▶ **Data provided**

▽

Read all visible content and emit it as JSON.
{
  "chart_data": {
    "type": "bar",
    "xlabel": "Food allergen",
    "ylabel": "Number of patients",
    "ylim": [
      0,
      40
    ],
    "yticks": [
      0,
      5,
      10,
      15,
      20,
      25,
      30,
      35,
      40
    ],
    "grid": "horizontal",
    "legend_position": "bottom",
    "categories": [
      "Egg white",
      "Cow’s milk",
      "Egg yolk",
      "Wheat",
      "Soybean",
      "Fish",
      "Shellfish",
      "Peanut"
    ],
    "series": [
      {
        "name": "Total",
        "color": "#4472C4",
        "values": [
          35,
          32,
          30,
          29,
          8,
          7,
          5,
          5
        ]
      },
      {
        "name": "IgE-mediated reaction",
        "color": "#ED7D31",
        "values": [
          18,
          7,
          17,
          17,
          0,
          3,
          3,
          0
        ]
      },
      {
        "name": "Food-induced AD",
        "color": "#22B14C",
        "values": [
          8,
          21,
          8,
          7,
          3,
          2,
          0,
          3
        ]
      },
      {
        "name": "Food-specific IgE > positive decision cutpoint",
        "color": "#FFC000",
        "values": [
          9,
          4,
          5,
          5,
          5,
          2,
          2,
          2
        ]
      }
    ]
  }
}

△

▶ **Work instructions**
Each line above that includes "Food" should be shown.

▶ **The completed task**
    "xlabel": "Food allergen",
        "name": "Food-induced AD",
        "name": "Food-specific IgE > positive decision cutpoint",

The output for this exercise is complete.